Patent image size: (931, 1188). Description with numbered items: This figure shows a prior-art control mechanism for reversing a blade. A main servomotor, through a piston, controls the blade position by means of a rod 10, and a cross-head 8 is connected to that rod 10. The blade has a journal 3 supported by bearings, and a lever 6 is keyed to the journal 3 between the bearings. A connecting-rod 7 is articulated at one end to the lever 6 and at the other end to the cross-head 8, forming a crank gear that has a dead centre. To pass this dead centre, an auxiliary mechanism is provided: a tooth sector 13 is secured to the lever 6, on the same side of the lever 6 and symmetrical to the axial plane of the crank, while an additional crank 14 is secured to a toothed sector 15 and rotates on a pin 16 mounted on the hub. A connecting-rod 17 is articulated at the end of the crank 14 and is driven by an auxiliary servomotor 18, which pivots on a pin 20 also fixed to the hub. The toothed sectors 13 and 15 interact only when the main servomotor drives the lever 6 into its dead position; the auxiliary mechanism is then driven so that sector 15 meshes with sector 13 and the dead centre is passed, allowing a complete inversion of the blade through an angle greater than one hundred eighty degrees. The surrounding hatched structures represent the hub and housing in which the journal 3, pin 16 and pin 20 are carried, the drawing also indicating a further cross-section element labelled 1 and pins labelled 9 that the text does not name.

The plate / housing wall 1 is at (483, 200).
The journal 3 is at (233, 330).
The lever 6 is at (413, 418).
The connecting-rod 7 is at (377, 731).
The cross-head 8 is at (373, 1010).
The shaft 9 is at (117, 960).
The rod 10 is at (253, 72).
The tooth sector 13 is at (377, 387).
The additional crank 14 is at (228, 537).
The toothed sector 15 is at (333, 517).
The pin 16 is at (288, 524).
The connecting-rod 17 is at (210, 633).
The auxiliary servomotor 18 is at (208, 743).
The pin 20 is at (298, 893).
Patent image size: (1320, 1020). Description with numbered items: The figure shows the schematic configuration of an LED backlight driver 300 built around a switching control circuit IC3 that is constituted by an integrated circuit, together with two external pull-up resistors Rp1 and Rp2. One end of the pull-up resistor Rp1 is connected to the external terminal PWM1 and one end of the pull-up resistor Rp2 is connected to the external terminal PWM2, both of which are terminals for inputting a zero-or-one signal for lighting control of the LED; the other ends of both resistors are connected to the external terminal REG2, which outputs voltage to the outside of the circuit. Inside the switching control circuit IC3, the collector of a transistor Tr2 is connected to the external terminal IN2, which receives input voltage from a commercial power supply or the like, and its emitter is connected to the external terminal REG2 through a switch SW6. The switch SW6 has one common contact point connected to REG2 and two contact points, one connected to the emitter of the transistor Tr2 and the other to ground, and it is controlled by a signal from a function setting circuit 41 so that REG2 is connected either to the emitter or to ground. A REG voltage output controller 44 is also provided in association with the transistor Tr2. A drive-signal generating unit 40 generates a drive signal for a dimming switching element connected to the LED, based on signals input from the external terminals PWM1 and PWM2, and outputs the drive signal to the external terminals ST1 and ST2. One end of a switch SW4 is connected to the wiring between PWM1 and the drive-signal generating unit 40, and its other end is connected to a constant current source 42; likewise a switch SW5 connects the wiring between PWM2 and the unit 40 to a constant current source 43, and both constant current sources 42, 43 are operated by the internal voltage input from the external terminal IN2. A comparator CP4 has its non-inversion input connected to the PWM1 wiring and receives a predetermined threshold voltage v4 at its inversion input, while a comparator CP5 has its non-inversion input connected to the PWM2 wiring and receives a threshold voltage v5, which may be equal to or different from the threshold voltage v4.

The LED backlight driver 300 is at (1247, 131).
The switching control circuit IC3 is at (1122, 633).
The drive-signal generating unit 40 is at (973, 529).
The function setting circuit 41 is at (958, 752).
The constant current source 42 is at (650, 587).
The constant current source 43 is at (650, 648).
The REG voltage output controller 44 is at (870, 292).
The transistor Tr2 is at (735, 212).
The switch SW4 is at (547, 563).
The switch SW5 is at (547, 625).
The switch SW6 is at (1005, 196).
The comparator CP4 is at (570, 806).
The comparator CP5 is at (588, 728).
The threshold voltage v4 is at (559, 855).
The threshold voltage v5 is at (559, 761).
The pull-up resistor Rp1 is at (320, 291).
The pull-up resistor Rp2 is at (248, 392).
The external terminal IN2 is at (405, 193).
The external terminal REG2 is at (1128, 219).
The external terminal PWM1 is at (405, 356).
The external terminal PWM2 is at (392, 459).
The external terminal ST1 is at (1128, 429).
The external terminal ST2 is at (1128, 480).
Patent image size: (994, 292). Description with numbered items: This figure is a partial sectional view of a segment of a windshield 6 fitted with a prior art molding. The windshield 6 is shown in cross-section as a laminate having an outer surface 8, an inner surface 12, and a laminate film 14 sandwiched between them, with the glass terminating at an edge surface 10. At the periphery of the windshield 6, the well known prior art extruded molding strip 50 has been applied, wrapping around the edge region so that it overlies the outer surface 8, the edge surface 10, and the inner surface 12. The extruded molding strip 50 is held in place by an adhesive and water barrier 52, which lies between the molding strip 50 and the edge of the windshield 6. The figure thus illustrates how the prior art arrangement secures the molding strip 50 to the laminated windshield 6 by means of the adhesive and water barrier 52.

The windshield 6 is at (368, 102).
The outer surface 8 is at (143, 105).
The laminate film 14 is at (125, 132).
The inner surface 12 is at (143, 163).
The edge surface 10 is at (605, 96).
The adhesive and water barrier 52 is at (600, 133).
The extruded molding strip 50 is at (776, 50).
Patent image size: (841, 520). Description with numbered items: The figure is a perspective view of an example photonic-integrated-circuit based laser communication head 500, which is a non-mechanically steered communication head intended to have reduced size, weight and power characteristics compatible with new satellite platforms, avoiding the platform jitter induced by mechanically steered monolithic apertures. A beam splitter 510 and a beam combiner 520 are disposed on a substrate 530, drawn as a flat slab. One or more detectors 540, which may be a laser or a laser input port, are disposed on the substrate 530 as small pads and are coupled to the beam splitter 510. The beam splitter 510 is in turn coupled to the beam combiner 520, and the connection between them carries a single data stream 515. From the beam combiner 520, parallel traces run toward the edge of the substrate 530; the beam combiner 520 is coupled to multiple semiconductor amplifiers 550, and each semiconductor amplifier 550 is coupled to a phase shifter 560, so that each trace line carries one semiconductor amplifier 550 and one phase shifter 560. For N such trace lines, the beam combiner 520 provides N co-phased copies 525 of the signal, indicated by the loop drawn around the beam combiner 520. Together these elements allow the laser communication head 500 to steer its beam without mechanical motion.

• **AIM**
Copy the entries word for word, starting from the very first line and ending with the line that contains "The pin 20 is at (298, 893).".

• **ANSWER TO THE TASK**
Patent image size: (931, 1188). Description with numbered items: This figure shows a prior-art control mechanism for reversing a blade. A main servomotor, through a piston, controls the blade position by means of a rod 10, and a cross-head 8 is connected to that rod 10. The blade has a journal 3 supported by bearings, and a lever 6 is keyed to the journal 3 between the bearings. A connecting-rod 7 is articulated at one end to the lever 6 and at the other end to the cross-head 8, forming a crank gear that has a dead centre. To pass this dead centre, an auxiliary mechanism is provided: a tooth sector 13 is secured to the lever 6, on the same side of the lever 6 and symmetrical to the axial plane of the crank, while an additional crank 14 is secured to a toothed sector 15 and rotates on a pin 16 mounted on the hub. A connecting-rod 17 is articulated at the end of the crank 14 and is driven by an auxiliary servomotor 18, which pivots on a pin 20 also fixed to the hub. The toothed sectors 13 and 15 interact only when the main servomotor drives the lever 6 into its dead position; the auxiliary mechanism is then driven so that sector 15 meshes with sector 13 and the dead centre is passed, allowing a complete inversion of the blade through an angle greater than one hundred eighty degrees. The surrounding hatched structures represent the hub and housing in which the journal 3, pin 16 and pin 20 are carried, the drawing also indicating a further cross-section element labelled 1 and pins labelled 9 that the text does not name.

The plate / housing wall 1 is at (483, 200).
The journal 3 is at (233, 330).
The lever 6 is at (413, 418).
The connecting-rod 7 is at (377, 731).
The cross-head 8 is at (373, 1010).
The shaft 9 is at (117, 960).
The rod 10 is at (253, 72).
The tooth sector 13 is at (377, 387).
The additional crank 14 is at (228, 537).
The toothed sector 15 is at (333, 517).
The pin 16 is at (288, 524).
The connecting-rod 17 is at (210, 633).
The auxiliary servomotor 18 is at (208, 743).
The pin 20 is at (298, 893).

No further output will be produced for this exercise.